[Work to complete]: Scan the listing that follows and report how many lines contain "Bound". Write the number alone.

-- BEGIN Records to process --

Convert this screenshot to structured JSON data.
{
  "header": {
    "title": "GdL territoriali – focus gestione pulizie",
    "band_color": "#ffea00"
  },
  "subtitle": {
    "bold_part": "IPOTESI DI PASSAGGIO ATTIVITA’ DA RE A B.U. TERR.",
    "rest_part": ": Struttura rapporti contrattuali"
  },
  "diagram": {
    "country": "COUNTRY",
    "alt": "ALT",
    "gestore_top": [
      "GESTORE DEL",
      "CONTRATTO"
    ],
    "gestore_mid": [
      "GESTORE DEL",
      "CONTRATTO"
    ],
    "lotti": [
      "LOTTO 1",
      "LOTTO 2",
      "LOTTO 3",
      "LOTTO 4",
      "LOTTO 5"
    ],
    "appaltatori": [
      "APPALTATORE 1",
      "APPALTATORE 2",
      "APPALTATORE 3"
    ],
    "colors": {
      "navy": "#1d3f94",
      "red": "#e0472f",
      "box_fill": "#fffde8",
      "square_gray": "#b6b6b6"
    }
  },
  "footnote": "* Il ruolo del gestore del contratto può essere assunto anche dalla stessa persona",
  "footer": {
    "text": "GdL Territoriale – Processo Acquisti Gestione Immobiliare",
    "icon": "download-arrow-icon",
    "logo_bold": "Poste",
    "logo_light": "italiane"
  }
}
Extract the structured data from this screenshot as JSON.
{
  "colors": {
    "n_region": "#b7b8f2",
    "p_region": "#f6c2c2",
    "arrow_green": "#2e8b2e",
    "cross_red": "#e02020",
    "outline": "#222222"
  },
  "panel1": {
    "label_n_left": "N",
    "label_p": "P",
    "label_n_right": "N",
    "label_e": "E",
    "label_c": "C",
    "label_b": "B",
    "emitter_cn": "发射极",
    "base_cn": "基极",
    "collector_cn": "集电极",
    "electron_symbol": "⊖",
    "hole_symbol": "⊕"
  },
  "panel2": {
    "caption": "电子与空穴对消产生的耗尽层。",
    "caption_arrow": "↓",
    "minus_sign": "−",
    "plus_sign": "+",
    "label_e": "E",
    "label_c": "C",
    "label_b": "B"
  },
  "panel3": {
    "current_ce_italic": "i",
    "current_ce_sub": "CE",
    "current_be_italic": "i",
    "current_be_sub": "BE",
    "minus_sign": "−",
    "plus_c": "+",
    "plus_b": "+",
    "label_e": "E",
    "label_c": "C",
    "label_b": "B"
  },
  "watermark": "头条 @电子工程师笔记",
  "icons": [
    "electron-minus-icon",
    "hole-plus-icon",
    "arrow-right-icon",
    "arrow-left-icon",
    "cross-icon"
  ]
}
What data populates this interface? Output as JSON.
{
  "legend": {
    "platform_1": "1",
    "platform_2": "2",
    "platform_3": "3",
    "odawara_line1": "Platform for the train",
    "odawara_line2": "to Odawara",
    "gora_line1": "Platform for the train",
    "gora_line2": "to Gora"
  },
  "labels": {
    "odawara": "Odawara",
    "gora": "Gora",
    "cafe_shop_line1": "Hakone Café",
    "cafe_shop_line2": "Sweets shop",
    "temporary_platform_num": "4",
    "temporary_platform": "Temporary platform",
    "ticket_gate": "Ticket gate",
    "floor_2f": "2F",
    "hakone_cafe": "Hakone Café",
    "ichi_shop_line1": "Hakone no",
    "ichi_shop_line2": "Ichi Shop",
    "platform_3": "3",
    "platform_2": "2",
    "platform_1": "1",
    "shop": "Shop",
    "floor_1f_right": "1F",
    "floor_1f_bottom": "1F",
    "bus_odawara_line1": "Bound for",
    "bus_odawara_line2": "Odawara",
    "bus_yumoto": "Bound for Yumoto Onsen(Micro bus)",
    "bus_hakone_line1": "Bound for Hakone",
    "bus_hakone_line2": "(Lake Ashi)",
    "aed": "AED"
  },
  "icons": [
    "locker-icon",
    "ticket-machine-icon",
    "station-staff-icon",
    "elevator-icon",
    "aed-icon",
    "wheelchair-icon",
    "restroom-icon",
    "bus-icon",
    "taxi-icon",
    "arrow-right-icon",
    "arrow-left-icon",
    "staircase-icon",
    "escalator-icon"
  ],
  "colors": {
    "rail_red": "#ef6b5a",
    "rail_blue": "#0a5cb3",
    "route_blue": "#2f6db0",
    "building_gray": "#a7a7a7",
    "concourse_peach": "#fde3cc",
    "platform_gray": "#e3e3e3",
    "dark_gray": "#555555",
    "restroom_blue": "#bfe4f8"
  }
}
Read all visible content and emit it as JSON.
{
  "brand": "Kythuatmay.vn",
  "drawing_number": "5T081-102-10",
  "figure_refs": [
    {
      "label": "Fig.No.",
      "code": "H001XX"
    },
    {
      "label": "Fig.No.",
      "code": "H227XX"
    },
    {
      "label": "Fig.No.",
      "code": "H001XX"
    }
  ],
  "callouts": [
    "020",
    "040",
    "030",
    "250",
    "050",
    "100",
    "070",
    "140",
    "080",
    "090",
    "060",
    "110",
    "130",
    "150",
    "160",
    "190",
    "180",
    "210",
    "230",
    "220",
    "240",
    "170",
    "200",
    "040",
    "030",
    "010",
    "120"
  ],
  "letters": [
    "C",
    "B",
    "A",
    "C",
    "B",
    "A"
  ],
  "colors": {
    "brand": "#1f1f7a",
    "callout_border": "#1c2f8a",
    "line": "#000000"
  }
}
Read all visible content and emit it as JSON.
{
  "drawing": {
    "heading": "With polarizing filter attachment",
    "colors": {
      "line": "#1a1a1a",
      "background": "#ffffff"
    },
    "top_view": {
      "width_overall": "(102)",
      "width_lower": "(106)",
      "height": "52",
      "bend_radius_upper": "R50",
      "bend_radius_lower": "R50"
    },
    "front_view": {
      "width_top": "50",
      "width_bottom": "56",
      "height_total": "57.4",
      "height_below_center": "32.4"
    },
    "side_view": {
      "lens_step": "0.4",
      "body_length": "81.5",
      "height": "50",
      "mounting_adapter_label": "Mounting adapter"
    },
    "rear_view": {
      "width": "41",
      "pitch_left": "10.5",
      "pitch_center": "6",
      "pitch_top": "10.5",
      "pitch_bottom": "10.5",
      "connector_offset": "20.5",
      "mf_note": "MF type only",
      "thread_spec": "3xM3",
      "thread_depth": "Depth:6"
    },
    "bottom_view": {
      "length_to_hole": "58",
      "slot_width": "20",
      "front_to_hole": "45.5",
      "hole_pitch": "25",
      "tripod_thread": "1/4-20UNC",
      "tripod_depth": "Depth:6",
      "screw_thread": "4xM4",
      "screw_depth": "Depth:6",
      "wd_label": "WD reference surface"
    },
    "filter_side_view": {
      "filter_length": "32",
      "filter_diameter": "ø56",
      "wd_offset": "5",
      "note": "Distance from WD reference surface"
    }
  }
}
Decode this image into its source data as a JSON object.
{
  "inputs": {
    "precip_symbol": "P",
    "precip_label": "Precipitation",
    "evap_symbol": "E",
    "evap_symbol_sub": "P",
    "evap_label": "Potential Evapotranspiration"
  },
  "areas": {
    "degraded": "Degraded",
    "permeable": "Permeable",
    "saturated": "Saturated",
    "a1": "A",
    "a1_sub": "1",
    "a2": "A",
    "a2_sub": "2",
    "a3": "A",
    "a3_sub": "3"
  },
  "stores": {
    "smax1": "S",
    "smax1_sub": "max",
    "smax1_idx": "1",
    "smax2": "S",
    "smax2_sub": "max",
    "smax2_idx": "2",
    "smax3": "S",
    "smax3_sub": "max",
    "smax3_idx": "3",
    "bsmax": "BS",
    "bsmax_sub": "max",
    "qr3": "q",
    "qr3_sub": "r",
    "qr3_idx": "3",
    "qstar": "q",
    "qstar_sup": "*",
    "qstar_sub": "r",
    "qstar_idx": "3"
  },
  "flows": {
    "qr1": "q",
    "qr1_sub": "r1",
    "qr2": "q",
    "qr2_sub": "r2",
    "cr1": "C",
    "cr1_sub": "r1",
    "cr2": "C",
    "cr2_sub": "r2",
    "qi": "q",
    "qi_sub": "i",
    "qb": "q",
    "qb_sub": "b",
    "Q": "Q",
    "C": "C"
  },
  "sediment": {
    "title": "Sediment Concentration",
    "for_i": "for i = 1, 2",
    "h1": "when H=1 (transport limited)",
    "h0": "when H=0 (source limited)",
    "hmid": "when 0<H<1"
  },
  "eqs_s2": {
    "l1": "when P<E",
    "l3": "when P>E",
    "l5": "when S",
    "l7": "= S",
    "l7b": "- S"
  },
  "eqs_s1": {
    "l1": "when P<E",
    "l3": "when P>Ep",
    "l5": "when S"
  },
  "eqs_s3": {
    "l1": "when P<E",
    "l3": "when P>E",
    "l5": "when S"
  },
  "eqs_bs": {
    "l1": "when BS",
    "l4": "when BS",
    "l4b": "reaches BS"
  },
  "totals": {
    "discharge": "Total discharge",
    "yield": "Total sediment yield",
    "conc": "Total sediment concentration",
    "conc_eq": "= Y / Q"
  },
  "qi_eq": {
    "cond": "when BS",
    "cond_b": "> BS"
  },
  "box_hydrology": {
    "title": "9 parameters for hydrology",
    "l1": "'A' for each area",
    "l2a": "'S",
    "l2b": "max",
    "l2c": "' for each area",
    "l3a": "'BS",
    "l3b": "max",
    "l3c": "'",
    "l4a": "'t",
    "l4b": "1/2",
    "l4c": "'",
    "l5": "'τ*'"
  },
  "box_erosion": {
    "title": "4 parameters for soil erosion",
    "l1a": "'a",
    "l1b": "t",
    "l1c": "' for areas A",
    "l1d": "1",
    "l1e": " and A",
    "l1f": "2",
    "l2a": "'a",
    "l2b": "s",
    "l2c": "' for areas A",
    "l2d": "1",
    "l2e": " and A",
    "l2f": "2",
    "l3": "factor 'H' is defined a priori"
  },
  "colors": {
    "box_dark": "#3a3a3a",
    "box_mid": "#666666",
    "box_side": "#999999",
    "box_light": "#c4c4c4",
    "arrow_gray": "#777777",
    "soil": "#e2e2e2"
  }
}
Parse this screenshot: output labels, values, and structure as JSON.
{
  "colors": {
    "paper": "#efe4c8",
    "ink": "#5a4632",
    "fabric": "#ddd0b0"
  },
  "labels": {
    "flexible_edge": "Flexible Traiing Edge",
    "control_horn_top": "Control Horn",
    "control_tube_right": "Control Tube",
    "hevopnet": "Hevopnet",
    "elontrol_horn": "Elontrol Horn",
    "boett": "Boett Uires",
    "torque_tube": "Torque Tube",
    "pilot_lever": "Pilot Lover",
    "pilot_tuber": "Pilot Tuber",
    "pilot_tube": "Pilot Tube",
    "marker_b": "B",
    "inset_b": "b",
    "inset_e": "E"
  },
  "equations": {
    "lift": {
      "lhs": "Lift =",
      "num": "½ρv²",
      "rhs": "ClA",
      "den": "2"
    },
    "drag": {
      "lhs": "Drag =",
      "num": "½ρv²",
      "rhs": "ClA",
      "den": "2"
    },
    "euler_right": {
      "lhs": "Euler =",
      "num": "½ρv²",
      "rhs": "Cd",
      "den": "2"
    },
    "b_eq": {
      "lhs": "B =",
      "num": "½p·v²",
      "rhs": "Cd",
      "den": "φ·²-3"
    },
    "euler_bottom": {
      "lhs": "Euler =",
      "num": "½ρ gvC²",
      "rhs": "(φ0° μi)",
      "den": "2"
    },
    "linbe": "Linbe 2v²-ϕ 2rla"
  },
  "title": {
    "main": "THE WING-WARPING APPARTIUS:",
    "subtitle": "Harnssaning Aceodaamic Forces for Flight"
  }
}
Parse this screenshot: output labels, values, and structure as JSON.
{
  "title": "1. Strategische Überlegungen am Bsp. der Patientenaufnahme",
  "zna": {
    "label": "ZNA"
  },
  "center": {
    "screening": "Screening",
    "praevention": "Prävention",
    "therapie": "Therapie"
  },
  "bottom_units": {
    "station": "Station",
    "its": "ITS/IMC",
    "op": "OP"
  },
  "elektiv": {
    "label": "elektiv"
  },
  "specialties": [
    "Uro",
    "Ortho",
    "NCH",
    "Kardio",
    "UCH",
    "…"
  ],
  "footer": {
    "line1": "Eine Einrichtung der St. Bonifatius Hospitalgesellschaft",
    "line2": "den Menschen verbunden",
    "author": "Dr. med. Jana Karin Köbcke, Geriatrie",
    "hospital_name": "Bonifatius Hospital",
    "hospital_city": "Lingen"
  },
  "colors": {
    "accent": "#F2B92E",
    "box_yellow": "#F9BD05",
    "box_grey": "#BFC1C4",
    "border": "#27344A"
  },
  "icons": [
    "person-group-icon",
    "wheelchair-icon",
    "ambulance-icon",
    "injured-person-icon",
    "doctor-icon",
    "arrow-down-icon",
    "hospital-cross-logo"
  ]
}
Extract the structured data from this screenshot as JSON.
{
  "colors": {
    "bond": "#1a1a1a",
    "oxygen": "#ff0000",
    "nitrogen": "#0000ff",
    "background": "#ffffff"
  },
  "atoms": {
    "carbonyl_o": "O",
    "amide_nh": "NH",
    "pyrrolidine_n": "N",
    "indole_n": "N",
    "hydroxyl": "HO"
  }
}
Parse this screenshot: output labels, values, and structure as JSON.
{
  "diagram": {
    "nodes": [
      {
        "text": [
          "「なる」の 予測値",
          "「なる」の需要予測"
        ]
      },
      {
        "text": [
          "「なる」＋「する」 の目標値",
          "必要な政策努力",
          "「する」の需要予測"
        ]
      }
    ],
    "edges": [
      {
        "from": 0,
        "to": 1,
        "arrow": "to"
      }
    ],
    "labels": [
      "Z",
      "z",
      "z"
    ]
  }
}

-- END Records to process --

[Output for this task]: 3